Task instructions: Extract every line that contains the word "incinc".

Dataset records:
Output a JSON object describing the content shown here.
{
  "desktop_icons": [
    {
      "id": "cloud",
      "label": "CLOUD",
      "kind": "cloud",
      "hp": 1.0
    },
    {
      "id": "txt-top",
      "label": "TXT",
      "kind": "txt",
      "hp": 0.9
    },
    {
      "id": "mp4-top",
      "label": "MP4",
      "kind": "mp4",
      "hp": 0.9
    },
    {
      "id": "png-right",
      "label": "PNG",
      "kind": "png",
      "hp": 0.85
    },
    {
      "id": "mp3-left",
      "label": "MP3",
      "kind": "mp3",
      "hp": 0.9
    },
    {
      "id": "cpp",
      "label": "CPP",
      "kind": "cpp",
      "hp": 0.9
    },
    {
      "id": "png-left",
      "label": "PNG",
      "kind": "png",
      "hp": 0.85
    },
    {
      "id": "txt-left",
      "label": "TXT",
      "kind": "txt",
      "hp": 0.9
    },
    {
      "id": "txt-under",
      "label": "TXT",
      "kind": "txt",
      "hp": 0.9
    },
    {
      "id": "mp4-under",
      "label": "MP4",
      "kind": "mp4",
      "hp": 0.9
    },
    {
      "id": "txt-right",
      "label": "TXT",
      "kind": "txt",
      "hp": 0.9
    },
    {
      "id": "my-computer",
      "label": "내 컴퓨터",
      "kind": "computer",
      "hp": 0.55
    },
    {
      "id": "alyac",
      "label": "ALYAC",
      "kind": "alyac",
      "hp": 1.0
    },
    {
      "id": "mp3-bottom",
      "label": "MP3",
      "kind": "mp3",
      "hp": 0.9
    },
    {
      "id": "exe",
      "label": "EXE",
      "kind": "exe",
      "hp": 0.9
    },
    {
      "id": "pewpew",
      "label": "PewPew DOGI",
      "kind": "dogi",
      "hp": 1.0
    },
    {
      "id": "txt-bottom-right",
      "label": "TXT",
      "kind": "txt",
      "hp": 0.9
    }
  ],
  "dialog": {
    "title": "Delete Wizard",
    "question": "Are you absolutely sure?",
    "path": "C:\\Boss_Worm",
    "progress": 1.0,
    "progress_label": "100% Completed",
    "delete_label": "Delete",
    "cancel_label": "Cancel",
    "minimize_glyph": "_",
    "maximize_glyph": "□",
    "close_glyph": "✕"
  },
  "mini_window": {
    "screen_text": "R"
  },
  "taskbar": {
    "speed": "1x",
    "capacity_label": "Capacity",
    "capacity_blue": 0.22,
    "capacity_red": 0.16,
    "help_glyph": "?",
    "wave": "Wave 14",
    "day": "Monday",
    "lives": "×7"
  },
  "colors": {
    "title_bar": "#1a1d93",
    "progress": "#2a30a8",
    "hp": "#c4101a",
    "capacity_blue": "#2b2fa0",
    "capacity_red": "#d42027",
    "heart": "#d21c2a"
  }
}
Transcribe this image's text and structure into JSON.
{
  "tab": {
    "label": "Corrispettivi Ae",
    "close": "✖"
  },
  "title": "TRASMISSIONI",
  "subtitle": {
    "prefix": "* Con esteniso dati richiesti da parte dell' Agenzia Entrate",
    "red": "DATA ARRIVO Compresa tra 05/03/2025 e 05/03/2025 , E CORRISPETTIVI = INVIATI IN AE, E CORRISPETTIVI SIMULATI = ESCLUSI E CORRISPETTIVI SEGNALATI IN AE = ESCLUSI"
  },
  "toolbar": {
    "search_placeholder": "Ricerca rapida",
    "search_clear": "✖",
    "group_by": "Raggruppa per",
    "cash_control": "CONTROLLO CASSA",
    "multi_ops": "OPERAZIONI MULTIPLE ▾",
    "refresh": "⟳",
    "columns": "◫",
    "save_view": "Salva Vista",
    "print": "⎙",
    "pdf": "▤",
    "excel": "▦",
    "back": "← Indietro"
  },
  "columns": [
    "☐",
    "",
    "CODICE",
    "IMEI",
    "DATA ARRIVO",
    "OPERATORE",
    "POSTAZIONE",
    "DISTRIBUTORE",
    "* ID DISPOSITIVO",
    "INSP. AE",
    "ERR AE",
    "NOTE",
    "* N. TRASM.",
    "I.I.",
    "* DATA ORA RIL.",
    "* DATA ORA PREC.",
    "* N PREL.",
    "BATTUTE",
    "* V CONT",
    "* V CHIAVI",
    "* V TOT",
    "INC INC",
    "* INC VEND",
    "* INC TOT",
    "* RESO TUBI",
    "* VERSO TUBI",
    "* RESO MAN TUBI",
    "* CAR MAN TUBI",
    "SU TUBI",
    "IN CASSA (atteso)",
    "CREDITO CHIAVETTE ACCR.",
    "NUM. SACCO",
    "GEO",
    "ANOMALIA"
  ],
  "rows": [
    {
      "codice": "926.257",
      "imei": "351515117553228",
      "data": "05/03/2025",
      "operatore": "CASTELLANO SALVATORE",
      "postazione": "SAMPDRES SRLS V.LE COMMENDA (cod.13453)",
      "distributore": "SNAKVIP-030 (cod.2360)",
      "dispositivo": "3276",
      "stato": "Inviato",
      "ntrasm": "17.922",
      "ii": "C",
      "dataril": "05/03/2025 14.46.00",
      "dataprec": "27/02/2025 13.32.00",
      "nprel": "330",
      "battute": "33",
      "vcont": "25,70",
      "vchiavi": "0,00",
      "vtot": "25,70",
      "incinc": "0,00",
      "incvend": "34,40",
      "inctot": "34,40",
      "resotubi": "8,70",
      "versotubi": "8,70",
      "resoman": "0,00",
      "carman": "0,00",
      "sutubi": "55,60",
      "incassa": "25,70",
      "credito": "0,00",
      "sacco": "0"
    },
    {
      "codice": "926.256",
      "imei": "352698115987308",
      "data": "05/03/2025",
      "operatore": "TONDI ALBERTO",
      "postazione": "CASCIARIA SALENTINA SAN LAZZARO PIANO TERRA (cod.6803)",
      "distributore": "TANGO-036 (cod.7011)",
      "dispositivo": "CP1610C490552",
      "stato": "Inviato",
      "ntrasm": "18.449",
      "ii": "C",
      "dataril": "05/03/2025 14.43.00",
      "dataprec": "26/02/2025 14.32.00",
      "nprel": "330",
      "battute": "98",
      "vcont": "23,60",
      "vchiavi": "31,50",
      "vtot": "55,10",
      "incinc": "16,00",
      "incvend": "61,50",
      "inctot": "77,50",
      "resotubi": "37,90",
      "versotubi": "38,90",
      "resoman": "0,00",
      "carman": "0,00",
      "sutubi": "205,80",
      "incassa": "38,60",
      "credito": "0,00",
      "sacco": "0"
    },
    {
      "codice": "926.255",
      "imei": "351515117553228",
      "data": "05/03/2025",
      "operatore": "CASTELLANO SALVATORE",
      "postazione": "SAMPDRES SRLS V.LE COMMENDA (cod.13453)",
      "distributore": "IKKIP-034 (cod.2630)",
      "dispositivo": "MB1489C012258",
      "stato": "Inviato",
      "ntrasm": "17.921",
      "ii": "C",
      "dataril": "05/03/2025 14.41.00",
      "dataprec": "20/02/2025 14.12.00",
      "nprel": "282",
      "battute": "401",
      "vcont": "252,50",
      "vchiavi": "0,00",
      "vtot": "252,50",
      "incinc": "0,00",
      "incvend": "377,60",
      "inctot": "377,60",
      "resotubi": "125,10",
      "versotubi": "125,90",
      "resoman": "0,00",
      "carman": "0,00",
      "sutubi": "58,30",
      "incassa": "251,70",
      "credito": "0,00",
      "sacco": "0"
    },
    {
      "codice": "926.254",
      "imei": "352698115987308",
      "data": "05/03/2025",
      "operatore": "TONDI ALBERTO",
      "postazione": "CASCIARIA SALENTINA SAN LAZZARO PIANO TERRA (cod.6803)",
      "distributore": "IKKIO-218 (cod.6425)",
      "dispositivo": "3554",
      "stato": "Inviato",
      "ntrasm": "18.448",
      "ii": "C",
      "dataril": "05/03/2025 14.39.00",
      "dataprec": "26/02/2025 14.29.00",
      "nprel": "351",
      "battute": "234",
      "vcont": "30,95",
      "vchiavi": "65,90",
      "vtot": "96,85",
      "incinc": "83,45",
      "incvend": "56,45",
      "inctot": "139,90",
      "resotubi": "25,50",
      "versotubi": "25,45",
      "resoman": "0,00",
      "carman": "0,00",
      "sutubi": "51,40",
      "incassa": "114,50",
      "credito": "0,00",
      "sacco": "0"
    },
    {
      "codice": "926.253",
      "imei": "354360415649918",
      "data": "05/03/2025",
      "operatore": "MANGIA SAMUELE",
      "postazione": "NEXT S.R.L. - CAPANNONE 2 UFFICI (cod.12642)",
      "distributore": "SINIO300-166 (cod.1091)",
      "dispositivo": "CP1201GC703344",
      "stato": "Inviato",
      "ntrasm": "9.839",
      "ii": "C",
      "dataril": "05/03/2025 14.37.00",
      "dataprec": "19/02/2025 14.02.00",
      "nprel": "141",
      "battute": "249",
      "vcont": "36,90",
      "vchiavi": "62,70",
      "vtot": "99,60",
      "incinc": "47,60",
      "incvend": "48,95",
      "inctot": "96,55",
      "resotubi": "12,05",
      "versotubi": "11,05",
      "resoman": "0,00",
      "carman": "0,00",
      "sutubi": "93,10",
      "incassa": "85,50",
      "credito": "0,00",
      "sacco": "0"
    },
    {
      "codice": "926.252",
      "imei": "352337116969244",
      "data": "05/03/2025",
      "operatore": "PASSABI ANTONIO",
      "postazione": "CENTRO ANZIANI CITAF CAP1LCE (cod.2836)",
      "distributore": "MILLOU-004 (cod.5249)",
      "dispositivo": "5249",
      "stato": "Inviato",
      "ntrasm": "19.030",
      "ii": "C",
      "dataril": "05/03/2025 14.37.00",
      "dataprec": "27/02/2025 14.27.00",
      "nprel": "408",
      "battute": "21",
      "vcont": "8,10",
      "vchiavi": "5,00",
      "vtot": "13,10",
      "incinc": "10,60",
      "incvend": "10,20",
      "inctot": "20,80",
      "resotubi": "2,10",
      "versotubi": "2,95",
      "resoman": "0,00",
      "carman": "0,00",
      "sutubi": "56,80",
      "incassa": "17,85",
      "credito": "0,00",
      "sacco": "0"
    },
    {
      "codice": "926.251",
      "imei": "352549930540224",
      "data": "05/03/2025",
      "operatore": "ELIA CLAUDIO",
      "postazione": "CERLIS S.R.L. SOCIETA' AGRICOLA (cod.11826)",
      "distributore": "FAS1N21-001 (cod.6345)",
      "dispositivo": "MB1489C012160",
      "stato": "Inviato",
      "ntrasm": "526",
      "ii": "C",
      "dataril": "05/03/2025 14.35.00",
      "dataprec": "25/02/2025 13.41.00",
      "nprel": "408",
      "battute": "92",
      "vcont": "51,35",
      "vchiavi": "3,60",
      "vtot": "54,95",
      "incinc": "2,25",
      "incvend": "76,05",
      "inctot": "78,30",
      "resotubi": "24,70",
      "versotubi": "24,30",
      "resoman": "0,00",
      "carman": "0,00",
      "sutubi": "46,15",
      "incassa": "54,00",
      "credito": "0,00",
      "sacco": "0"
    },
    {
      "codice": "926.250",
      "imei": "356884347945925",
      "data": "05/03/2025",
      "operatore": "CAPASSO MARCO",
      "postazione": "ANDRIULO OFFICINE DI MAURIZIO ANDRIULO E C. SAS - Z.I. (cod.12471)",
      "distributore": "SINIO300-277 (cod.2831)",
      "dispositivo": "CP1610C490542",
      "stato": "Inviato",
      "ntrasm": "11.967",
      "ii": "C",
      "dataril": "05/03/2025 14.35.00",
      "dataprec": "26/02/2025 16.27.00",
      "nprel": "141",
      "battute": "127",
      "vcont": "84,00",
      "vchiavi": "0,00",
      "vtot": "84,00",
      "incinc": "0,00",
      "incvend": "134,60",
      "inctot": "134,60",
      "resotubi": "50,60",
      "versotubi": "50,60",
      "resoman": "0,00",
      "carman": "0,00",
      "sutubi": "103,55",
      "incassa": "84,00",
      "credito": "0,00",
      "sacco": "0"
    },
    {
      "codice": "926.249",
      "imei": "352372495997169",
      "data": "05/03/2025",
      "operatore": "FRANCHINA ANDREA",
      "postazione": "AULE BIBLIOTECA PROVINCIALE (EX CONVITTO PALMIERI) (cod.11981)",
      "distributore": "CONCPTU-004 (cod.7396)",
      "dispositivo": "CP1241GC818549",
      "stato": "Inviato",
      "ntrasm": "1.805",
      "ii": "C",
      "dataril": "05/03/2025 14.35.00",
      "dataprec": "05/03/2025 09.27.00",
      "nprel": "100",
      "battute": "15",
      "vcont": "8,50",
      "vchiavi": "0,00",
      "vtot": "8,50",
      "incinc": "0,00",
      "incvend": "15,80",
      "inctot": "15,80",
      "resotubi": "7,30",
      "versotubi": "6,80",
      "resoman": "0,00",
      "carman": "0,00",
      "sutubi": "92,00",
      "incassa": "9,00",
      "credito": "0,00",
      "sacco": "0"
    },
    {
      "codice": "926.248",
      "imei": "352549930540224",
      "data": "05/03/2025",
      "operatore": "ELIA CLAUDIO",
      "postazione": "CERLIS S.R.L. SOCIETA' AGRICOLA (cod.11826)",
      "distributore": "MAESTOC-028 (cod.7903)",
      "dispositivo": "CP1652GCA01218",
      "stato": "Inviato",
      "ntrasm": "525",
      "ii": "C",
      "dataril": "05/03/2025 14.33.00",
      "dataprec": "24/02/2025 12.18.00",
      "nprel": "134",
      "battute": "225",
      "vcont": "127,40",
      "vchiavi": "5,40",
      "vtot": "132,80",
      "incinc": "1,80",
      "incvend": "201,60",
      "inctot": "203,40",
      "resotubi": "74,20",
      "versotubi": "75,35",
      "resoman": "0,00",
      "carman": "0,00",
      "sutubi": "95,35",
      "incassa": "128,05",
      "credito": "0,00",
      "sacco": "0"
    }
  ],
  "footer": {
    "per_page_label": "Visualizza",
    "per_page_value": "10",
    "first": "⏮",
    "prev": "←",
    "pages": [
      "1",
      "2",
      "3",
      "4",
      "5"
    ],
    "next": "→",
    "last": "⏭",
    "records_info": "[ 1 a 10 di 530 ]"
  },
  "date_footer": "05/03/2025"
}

Result for this task:
      "incinc": "0,00",
      "incinc": "16,00",
      "incinc": "0,00",
      "incinc": "83,45",
      "incinc": "47,60",
      "incinc": "10,60",
      "incinc": "2,25",
      "incinc": "0,00",
      "incinc": "0,00",
      "incinc": "1,80",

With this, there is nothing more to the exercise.